[Collection entries]

....

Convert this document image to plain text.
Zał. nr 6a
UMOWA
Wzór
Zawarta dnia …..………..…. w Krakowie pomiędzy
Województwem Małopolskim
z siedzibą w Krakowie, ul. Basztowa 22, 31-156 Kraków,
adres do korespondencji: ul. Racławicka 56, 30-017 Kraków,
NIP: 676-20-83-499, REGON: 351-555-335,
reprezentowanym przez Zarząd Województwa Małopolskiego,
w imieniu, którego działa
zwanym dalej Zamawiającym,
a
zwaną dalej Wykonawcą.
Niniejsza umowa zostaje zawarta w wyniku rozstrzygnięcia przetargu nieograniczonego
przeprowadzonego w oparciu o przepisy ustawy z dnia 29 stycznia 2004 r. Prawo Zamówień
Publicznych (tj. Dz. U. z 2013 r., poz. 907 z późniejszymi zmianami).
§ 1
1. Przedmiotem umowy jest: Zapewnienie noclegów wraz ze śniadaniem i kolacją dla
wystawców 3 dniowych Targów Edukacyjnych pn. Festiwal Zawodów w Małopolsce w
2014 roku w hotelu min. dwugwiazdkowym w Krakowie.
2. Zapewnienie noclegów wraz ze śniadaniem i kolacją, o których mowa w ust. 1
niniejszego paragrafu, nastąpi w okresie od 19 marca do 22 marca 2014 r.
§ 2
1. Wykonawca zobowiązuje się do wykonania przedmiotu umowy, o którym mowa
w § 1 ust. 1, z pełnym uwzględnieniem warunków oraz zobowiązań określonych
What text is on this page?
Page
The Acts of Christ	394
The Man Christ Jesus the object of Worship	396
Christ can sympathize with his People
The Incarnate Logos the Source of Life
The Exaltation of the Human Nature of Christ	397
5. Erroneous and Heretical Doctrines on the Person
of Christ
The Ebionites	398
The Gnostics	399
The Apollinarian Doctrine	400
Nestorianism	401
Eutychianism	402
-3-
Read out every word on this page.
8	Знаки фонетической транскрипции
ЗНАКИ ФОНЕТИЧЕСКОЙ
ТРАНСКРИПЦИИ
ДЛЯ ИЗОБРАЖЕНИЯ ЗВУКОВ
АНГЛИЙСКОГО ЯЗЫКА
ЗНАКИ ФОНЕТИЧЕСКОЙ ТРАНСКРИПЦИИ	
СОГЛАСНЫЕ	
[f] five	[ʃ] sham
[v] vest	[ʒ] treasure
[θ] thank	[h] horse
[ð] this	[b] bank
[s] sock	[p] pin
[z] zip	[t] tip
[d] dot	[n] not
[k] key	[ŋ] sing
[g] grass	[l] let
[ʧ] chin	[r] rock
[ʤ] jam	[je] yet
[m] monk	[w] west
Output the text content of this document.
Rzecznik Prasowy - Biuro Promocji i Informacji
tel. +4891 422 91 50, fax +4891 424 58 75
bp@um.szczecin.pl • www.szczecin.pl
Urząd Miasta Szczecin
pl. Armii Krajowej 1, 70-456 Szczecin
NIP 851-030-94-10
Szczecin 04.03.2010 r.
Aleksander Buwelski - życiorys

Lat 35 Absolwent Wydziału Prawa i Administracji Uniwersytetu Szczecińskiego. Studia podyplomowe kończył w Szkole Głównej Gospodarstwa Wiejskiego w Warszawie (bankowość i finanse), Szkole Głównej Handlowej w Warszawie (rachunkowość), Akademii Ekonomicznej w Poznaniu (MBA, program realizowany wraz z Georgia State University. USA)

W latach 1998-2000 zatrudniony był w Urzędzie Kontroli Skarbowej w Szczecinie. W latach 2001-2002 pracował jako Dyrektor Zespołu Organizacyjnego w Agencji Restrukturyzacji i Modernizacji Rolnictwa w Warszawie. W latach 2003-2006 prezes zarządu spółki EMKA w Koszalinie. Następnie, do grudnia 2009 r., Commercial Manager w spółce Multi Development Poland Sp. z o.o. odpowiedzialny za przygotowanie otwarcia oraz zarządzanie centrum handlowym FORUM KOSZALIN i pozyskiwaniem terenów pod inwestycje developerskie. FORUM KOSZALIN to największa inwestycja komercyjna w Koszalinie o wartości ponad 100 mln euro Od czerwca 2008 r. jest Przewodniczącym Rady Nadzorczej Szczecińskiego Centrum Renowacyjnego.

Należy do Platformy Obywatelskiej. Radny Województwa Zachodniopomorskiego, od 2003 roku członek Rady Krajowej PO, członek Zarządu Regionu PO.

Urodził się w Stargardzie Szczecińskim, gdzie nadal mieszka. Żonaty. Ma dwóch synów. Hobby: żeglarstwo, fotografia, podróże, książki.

....

Pick out every line with the string "oraz" and copy it.

w § 1 ust. 1, z pełnym uwzględnieniem warunków oraz zobowiązań określonych
W latach 1998-2000 zatrudniony był w Urzędzie Kontroli Skarbowej w Szczecinie. W latach 2001-2002 pracował jako Dyrektor Zespołu Organizacyjnego w Agencji Restrukturyzacji i Modernizacji Rolnictwa w Warszawie. W latach 2003-2006 prezes zarządu spółki EMKA w Koszalinie. Następnie, do grudnia 2009 r., Commercial Manager w spółce Multi Development Poland Sp. z o.o. odpowiedzialny za przygotowanie otwarcia oraz zarządzanie centrum handlowym FORUM KOSZALIN i pozyskiwaniem terenów pod inwestycje developerskie. FORUM KOSZALIN to największa inwestycja komercyjna w Koszalinie o wartości ponad 100 mln euro Od czerwca 2008 r. jest Przewodniczącym Rady Nadzorczej Szczecińskiego Centrum Renowacyjnego.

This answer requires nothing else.